# Record list
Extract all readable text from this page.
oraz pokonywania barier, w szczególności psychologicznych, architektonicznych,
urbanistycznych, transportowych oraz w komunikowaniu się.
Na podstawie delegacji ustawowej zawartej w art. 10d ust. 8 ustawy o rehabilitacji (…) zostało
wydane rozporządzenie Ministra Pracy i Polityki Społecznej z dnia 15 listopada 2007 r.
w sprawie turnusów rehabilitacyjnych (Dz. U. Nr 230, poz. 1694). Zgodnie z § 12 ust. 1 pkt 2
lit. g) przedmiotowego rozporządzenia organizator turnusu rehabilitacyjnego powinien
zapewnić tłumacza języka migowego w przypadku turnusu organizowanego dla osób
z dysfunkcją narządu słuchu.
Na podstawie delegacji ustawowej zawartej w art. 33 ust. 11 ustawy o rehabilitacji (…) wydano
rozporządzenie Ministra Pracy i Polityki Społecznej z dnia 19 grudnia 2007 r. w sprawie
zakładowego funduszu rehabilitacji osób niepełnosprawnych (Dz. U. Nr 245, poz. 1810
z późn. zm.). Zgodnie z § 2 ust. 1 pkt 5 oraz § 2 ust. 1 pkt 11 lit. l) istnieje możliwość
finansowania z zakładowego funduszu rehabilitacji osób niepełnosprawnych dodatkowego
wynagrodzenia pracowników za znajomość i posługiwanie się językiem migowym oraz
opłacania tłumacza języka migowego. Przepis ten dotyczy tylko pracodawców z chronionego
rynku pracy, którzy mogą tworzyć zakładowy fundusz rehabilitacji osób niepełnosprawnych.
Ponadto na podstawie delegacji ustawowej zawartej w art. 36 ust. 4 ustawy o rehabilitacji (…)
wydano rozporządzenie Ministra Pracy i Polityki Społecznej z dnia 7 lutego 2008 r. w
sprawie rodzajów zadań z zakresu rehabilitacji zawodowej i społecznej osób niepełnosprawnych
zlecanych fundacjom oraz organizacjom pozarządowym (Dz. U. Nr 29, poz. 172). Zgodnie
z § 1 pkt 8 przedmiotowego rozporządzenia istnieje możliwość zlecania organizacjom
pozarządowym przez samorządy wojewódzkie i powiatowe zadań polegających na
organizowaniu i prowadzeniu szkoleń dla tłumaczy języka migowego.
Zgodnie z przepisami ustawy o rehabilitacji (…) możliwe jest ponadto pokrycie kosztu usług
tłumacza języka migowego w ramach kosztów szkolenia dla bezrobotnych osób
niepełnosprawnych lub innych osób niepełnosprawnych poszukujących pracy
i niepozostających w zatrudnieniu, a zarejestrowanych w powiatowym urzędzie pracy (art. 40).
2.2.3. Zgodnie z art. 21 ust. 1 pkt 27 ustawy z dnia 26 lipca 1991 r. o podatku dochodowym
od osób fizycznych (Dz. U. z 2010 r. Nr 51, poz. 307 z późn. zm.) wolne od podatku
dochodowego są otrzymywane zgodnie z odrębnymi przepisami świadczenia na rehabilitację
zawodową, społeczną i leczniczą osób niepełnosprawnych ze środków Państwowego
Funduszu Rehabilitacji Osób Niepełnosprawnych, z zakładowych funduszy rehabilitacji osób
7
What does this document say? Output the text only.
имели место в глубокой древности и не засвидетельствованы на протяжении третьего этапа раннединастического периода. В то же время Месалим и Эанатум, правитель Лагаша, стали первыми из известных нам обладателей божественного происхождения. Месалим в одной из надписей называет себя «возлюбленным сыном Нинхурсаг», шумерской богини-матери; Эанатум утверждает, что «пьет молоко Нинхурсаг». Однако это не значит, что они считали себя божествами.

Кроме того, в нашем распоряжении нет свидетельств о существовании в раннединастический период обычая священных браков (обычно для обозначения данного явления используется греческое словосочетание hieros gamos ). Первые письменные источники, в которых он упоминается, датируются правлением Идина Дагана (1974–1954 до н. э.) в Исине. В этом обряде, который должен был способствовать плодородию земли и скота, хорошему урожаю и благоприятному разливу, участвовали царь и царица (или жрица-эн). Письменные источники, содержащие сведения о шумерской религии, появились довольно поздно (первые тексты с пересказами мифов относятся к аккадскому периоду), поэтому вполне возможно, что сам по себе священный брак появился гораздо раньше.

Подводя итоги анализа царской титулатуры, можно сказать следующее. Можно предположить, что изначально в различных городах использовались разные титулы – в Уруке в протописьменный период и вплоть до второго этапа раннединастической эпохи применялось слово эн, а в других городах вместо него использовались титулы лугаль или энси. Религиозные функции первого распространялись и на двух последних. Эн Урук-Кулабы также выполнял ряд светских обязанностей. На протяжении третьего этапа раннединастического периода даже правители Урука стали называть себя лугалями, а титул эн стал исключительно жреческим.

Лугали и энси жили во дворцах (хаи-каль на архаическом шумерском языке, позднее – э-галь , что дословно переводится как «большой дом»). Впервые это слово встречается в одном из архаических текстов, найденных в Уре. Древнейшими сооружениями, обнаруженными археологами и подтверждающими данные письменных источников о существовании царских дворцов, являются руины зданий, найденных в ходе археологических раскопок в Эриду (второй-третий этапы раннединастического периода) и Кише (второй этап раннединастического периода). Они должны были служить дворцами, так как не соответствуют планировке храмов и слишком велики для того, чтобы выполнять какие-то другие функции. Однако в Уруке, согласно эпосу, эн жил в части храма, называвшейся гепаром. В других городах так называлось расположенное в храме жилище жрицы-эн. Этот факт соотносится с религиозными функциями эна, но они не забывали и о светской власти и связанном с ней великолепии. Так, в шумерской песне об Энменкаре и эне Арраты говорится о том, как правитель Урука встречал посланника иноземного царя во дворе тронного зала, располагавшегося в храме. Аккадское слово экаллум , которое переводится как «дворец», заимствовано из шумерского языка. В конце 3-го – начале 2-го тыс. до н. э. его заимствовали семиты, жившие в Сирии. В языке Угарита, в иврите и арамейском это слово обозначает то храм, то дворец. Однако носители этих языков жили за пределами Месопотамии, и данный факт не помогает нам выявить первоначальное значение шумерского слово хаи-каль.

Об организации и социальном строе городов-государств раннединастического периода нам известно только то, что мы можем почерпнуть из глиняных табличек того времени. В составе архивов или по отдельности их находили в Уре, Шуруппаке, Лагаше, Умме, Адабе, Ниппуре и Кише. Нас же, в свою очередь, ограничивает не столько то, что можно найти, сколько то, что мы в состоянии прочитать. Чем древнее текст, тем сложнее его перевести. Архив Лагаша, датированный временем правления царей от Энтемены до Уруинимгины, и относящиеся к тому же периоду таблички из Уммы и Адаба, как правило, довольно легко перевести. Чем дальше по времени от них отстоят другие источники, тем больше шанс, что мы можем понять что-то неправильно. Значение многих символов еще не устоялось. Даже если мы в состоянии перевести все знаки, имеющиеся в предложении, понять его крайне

# Directive
Above are some records; extract every one of them exactly.

# Exercise response
Extract all readable text from this page.
oraz pokonywania barier, w szczególności psychologicznych, architektonicznych,
urbanistycznych, transportowych oraz w komunikowaniu się.
Na podstawie delegacji ustawowej zawartej w art. 10d ust. 8 ustawy o rehabilitacji (…) zostało
wydane rozporządzenie Ministra Pracy i Polityki Społecznej z dnia 15 listopada 2007 r.
w sprawie turnusów rehabilitacyjnych (Dz. U. Nr 230, poz. 1694). Zgodnie z § 12 ust. 1 pkt 2
lit. g) przedmiotowego rozporządzenia organizator turnusu rehabilitacyjnego powinien
zapewnić tłumacza języka migowego w przypadku turnusu organizowanego dla osób
z dysfunkcją narządu słuchu.
Na podstawie delegacji ustawowej zawartej w art. 33 ust. 11 ustawy o rehabilitacji (…) wydano
rozporządzenie Ministra Pracy i Polityki Społecznej z dnia 19 grudnia 2007 r. w sprawie
zakładowego funduszu rehabilitacji osób niepełnosprawnych (Dz. U. Nr 245, poz. 1810
z późn. zm.). Zgodnie z § 2 ust. 1 pkt 5 oraz § 2 ust. 1 pkt 11 lit. l) istnieje możliwość
finansowania z zakładowego funduszu rehabilitacji osób niepełnosprawnych dodatkowego
wynagrodzenia pracowników za znajomość i posługiwanie się językiem migowym oraz
opłacania tłumacza języka migowego. Przepis ten dotyczy tylko pracodawców z chronionego
rynku pracy, którzy mogą tworzyć zakładowy fundusz rehabilitacji osób niepełnosprawnych.
Ponadto na podstawie delegacji ustawowej zawartej w art. 36 ust. 4 ustawy o rehabilitacji (…)
wydano rozporządzenie Ministra Pracy i Polityki Społecznej z dnia 7 lutego 2008 r. w
sprawie rodzajów zadań z zakresu rehabilitacji zawodowej i społecznej osób niepełnosprawnych
zlecanych fundacjom oraz organizacjom pozarządowym (Dz. U. Nr 29, poz. 172). Zgodnie
z § 1 pkt 8 przedmiotowego rozporządzenia istnieje możliwość zlecania organizacjom
pozarządowym przez samorządy wojewódzkie i powiatowe zadań polegających na
organizowaniu i prowadzeniu szkoleń dla tłumaczy języka migowego.
Zgodnie z przepisami ustawy o rehabilitacji (…) możliwe jest ponadto pokrycie kosztu usług
tłumacza języka migowego w ramach kosztów szkolenia dla bezrobotnych osób
niepełnosprawnych lub innych osób niepełnosprawnych poszukujących pracy
i niepozostających w zatrudnieniu, a zarejestrowanych w powiatowym urzędzie pracy (art. 40).
2.2.3. Zgodnie z art. 21 ust. 1 pkt 27 ustawy z dnia 26 lipca 1991 r. o podatku dochodowym
od osób fizycznych (Dz. U. z 2010 r. Nr 51, poz. 307 z późn. zm.) wolne od podatku
dochodowego są otrzymywane zgodnie z odrębnymi przepisami świadczenia na rehabilitację
zawodową, społeczną i leczniczą osób niepełnosprawnych ze środków Państwowego
Funduszu Rehabilitacji Osób Niepełnosprawnych, z zakładowych funduszy rehabilitacji osób
7
What does this document say? Output the text only.
имели место в глубокой древности и не засвидетельствованы на протяжении третьего этапа раннединастического периода. В то же время Месалим и Эанатум, правитель Лагаша, стали первыми из известных нам обладателей божественного происхождения. Месалим в одной из надписей называет себя «возлюбленным сыном Нинхурсаг», шумерской богини-матери; Эанатум утверждает, что «пьет молоко Нинхурсаг». Однако это не значит, что они считали себя божествами.

Кроме того, в нашем распоряжении нет свидетельств о существовании в раннединастический период обычая священных браков (обычно для обозначения данного явления используется греческое словосочетание hieros gamos ). Первые письменные источники, в которых он упоминается, датируются правлением Идина Дагана (1974–1954 до н. э.) в Исине. В этом обряде, который должен был способствовать плодородию земли и скота, хорошему урожаю и благоприятному разливу, участвовали царь и царица (или жрица-эн). Письменные источники, содержащие сведения о шумерской религии, появились довольно поздно (первые тексты с пересказами мифов относятся к аккадскому периоду), поэтому вполне возможно, что сам по себе священный брак появился гораздо раньше.

Подводя итоги анализа царской титулатуры, можно сказать следующее. Можно предположить, что изначально в различных городах использовались разные титулы – в Уруке в протописьменный период и вплоть до второго этапа раннединастической эпохи применялось слово эн, а в других городах вместо него использовались титулы лугаль или энси. Религиозные функции первого распространялись и на двух последних. Эн Урук-Кулабы также выполнял ряд светских обязанностей. На протяжении третьего этапа раннединастического периода даже правители Урука стали называть себя лугалями, а титул эн стал исключительно жреческим.

Лугали и энси жили во дворцах (хаи-каль на архаическом шумерском языке, позднее – э-галь , что дословно переводится как «большой дом»). Впервые это слово встречается в одном из архаических текстов, найденных в Уре. Древнейшими сооружениями, обнаруженными археологами и подтверждающими данные письменных источников о существовании царских дворцов, являются руины зданий, найденных в ходе археологических раскопок в Эриду (второй-третий этапы раннединастического периода) и Кише (второй этап раннединастического периода). Они должны были служить дворцами, так как не соответствуют планировке храмов и слишком велики для того, чтобы выполнять какие-то другие функции. Однако в Уруке, согласно эпосу, эн жил в части храма, называвшейся гепаром. В других городах так называлось расположенное в храме жилище жрицы-эн. Этот факт соотносится с религиозными функциями эна, но они не забывали и о светской власти и связанном с ней великолепии. Так, в шумерской песне об Энменкаре и эне Арраты говорится о том, как правитель Урука встречал посланника иноземного царя во дворе тронного зала, располагавшегося в храме. Аккадское слово экаллум , которое переводится как «дворец», заимствовано из шумерского языка. В конце 3-го – начале 2-го тыс. до н. э. его заимствовали семиты, жившие в Сирии. В языке Угарита, в иврите и арамейском это слово обозначает то храм, то дворец. Однако носители этих языков жили за пределами Месопотамии, и данный факт не помогает нам выявить первоначальное значение шумерского слово хаи-каль.

Об организации и социальном строе городов-государств раннединастического периода нам известно только то, что мы можем почерпнуть из глиняных табличек того времени. В составе архивов или по отдельности их находили в Уре, Шуруппаке, Лагаше, Умме, Адабе, Ниппуре и Кише. Нас же, в свою очередь, ограничивает не столько то, что можно найти, сколько то, что мы в состоянии прочитать. Чем древнее текст, тем сложнее его перевести. Архив Лагаша, датированный временем правления царей от Энтемены до Уруинимгины, и относящиеся к тому же периоду таблички из Уммы и Адаба, как правило, довольно легко перевести. Чем дальше по времени от них отстоят другие источники, тем больше шанс, что мы можем понять что-то неправильно. Значение многих символов еще не устоялось. Даже если мы в состоянии перевести все знаки, имеющиеся в предложении, понять его крайне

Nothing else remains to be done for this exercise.